Rows taken from a layout dataset:
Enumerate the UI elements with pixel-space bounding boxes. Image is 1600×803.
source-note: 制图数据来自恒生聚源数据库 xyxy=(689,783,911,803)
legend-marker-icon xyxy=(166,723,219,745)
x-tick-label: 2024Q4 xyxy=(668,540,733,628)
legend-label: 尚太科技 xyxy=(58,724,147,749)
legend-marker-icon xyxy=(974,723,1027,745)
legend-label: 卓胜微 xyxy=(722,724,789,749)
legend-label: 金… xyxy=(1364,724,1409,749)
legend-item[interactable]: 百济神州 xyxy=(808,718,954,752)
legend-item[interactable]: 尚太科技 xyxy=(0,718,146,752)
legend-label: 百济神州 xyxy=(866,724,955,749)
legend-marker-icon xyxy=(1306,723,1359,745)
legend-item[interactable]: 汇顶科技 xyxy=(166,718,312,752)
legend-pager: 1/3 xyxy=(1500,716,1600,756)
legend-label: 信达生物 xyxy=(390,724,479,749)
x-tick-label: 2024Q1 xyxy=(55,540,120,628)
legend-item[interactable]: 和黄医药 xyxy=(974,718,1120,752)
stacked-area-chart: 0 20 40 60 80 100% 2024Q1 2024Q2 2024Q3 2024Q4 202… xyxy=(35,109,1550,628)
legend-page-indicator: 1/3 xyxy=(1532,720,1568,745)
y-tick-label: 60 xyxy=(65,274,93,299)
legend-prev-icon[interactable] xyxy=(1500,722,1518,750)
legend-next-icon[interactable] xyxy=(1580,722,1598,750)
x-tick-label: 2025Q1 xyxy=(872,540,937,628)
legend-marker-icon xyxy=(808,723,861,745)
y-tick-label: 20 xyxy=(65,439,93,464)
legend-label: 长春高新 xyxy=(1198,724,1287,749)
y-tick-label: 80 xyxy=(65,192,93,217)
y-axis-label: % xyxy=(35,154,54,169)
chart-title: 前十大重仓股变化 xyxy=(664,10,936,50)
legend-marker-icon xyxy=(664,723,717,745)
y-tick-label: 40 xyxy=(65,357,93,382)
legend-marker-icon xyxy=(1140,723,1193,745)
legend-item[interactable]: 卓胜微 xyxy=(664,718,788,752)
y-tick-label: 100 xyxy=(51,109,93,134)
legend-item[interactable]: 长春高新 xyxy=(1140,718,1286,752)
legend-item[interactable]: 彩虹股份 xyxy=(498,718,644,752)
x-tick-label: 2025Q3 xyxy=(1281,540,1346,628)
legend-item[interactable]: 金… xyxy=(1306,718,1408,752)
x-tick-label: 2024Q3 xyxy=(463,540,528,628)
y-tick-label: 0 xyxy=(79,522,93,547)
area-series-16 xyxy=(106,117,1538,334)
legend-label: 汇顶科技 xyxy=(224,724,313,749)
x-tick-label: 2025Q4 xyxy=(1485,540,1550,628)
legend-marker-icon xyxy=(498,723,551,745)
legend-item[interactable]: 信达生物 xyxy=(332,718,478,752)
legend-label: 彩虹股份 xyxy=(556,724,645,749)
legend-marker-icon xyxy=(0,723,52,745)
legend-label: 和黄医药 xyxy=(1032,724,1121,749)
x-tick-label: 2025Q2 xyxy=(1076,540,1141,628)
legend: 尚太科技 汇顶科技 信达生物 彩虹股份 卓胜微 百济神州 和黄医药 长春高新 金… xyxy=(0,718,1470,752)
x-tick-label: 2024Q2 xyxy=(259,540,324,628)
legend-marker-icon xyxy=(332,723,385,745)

Given request
Copy every one of the records above line for line, changing nothing.

Worked answer
Enumerate the UI elements with pixel-space bounding boxes. Image is 1600×803.
source-note: 制图数据来自恒生聚源数据库 xyxy=(689,783,911,803)
legend-marker-icon xyxy=(166,723,219,745)
x-tick-label: 2024Q4 xyxy=(668,540,733,628)
legend-label: 尚太科技 xyxy=(58,724,147,749)
legend-marker-icon xyxy=(974,723,1027,745)
legend-label: 卓胜微 xyxy=(722,724,789,749)
legend-label: 金… xyxy=(1364,724,1409,749)
legend-item[interactable]: 百济神州 xyxy=(808,718,954,752)
legend-item[interactable]: 尚太科技 xyxy=(0,718,146,752)
legend-label: 百济神州 xyxy=(866,724,955,749)
legend-marker-icon xyxy=(1306,723,1359,745)
legend-item[interactable]: 汇顶科技 xyxy=(166,718,312,752)
legend-pager: 1/3 xyxy=(1500,716,1600,756)
legend-label: 信达生物 xyxy=(390,724,479,749)
x-tick-label: 2024Q1 xyxy=(55,540,120,628)
legend-item[interactable]: 和黄医药 xyxy=(974,718,1120,752)
stacked-area-chart: 0 20 40 60 80 100% 2024Q1 2024Q2 2024Q3 2024Q4 202… xyxy=(35,109,1550,628)
legend-page-indicator: 1/3 xyxy=(1532,720,1568,745)
y-tick-label: 60 xyxy=(65,274,93,299)
legend-prev-icon[interactable] xyxy=(1500,722,1518,750)
legend-next-icon[interactable] xyxy=(1580,722,1598,750)
x-tick-label: 2025Q1 xyxy=(872,540,937,628)
legend-marker-icon xyxy=(808,723,861,745)
y-tick-label: 20 xyxy=(65,439,93,464)
legend-label: 长春高新 xyxy=(1198,724,1287,749)
y-tick-label: 80 xyxy=(65,192,93,217)
y-axis-label: % xyxy=(35,154,54,169)
chart-title: 前十大重仓股变化 xyxy=(664,10,936,50)
legend-marker-icon xyxy=(664,723,717,745)
y-tick-label: 40 xyxy=(65,357,93,382)
legend-marker-icon xyxy=(1140,723,1193,745)
legend-item[interactable]: 卓胜微 xyxy=(664,718,788,752)
y-tick-label: 100 xyxy=(51,109,93,134)
legend-item[interactable]: 长春高新 xyxy=(1140,718,1286,752)
legend-item[interactable]: 彩虹股份 xyxy=(498,718,644,752)
x-tick-label: 2025Q3 xyxy=(1281,540,1346,628)
legend-item[interactable]: 金… xyxy=(1306,718,1408,752)
x-tick-label: 2024Q3 xyxy=(463,540,528,628)
y-tick-label: 0 xyxy=(79,522,93,547)
area-series-16 xyxy=(106,117,1538,334)
legend-label: 汇顶科技 xyxy=(224,724,313,749)
x-tick-label: 2025Q4 xyxy=(1485,540,1550,628)
legend-marker-icon xyxy=(498,723,551,745)
legend-item[interactable]: 信达生物 xyxy=(332,718,478,752)
legend-label: 彩虹股份 xyxy=(556,724,645,749)
legend-marker-icon xyxy=(0,723,52,745)
legend-label: 和黄医药 xyxy=(1032,724,1121,749)
x-tick-label: 2025Q2 xyxy=(1076,540,1141,628)
legend: 尚太科技 汇顶科技 信达生物 彩虹股份 卓胜微 百济神州 和黄医药 长春高新 金… xyxy=(0,718,1470,752)
x-tick-label: 2024Q2 xyxy=(259,540,324,628)
legend-marker-icon xyxy=(332,723,385,745)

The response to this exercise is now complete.